**EXERCISE INSTRUCTIONS**
Check each line of the entries below for the string "KOLEKCJE"; copy every line where it appears.

**********

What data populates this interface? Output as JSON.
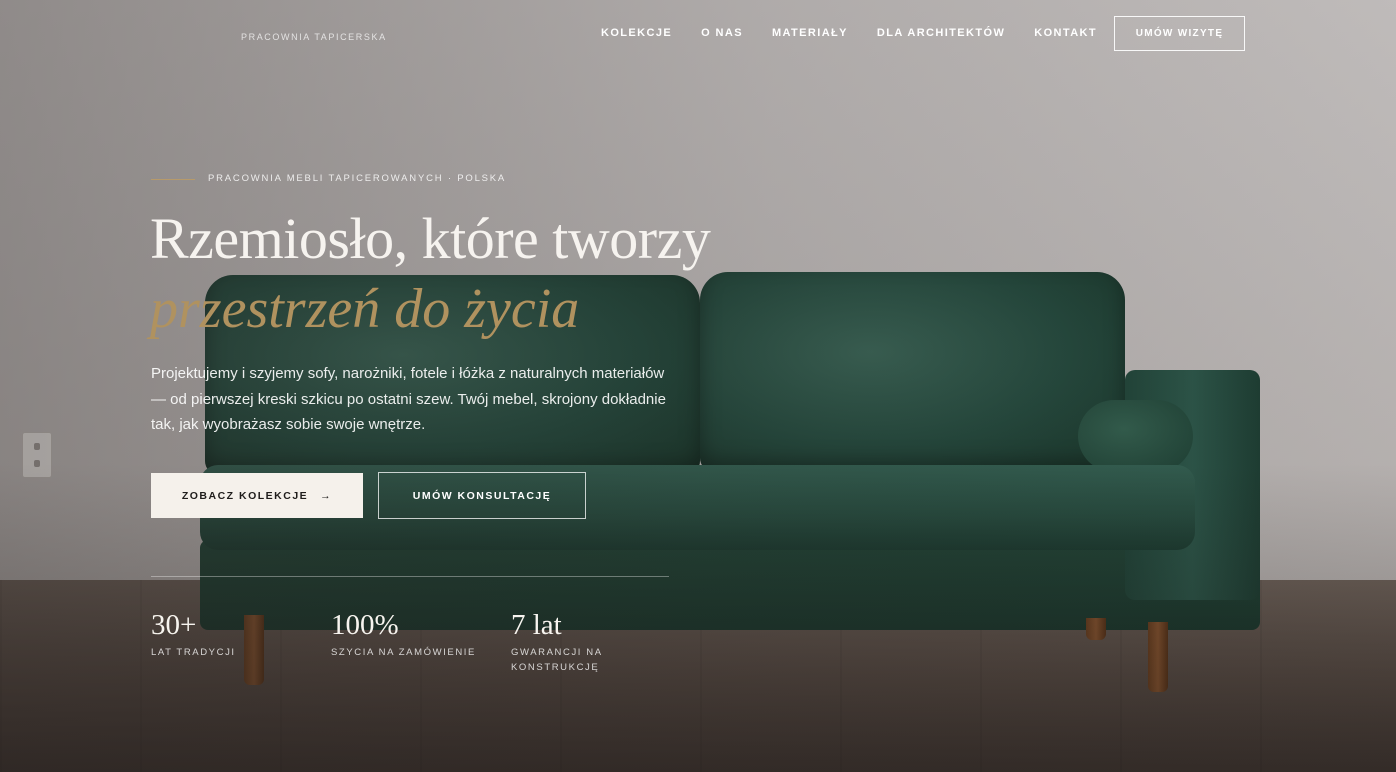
{
  "header": {
    "brand": "PRACOWNIA TAPICERSKA",
    "nav": [
      "KOLEKCJE",
      "O NAS",
      "MATERIAŁY",
      "DLA ARCHITEKTÓW",
      "KONTAKT"
    ],
    "cta": "UMÓW WIZYTĘ"
  },
  "hero": {
    "eyebrow": "PRACOWNIA MEBLI TAPICEROWANYCH · POLSKA",
    "title": "Rzemiosło, które tworzy",
    "title_accent": "przestrzeń do życia",
    "description": "Projektujemy i szyjemy sofy, narożniki, fotele i łóżka z naturalnych materiałów — od pierwszej kreski szkicu po ostatni szew. Twój mebel, skrojony dokładnie tak, jak wyobrażasz sobie swoje wnętrze.",
    "primary_button": "ZOBACZ KOLEKCJE",
    "primary_button_arrow": "→",
    "secondary_button": "UMÓW KONSULTACJĘ"
  },
  "stats": [
    {
      "value": "30+",
      "label": "LAT TRADYCJI"
    },
    {
      "value": "100%",
      "label": "SZYCIA NA ZAMÓWIENIE"
    },
    {
      "value": "7 lat",
      "label": "GWARANCJI NA KONSTRUKCJĘ"
    }
  ],
  "colors": {
    "accent_gold": "#b0925f",
    "sofa_green": "#244a3e",
    "button_light": "#f5f1eb"
  }
}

**********

**SOLUTION TO THE EXERCISE**
      "KOLEKCJE",
    "primary_button": "ZOBACZ KOLEKCJE",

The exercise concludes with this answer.